[BEGIN MATERIAL]
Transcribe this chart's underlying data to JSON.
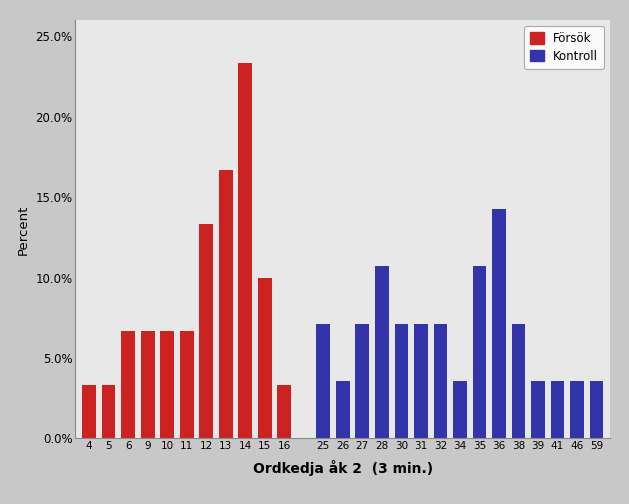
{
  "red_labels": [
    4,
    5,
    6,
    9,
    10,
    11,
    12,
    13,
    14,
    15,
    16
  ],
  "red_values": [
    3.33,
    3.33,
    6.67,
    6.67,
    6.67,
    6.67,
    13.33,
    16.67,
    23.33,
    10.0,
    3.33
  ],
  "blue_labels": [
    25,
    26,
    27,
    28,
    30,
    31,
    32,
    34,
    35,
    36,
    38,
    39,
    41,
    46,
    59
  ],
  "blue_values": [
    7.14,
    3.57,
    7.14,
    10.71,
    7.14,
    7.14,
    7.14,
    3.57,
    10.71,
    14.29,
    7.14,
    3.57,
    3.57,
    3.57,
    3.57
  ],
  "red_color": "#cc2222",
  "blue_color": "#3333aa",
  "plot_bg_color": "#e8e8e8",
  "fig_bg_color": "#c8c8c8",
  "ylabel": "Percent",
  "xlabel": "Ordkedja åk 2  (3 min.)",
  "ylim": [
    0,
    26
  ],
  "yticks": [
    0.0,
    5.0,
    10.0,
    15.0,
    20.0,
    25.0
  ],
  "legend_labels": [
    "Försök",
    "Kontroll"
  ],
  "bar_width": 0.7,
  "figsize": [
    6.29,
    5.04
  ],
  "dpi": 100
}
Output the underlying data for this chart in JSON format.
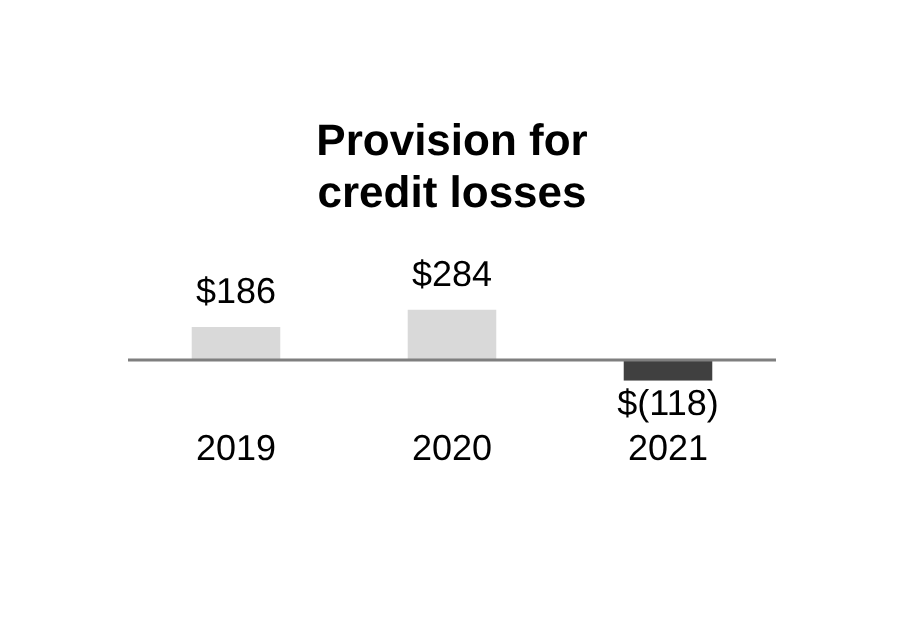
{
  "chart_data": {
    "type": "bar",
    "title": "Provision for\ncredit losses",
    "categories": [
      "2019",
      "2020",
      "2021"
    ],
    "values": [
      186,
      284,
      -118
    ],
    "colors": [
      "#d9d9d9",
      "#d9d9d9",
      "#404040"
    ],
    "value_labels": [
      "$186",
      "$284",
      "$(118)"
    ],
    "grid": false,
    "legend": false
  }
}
[END MATERIAL]
Without including any pictures, output all the entries above exactly.

- _RESULT OF THIS TASK_:
Transcribe this chart's underlying data to JSON.
{
  "red_labels": [
    4,
    5,
    6,
    9,
    10,
    11,
    12,
    13,
    14,
    15,
    16
  ],
  "red_values": [
    3.33,
    3.33,
    6.67,
    6.67,
    6.67,
    6.67,
    13.33,
    16.67,
    23.33,
    10.0,
    3.33
  ],
  "blue_labels": [
    25,
    26,
    27,
    28,
    30,
    31,
    32,
    34,
    35,
    36,
    38,
    39,
    41,
    46,
    59
  ],
  "blue_values": [
    7.14,
    3.57,
    7.14,
    10.71,
    7.14,
    7.14,
    7.14,
    3.57,
    10.71,
    14.29,
    7.14,
    3.57,
    3.57,
    3.57,
    3.57
  ],
  "red_color": "#cc2222",
  "blue_color": "#3333aa",
  "plot_bg_color": "#e8e8e8",
  "fig_bg_color": "#c8c8c8",
  "ylabel": "Percent",
  "xlabel": "Ordkedja åk 2  (3 min.)",
  "ylim": [
    0,
    26
  ],
  "yticks": [
    0.0,
    5.0,
    10.0,
    15.0,
    20.0,
    25.0
  ],
  "legend_labels": [
    "Försök",
    "Kontroll"
  ],
  "bar_width": 0.7,
  "figsize": [
    6.29,
    5.04
  ],
  "dpi": 100
}
Output the underlying data for this chart in JSON format.
{
  "chart_data": {
    "type": "bar",
    "title": "Provision for\ncredit losses",
    "categories": [
      "2019",
      "2020",
      "2021"
    ],
    "values": [
      186,
      284,
      -118
    ],
    "colors": [
      "#d9d9d9",
      "#d9d9d9",
      "#404040"
    ],
    "value_labels": [
      "$186",
      "$284",
      "$(118)"
    ],
    "grid": false,
    "legend": false
  }
}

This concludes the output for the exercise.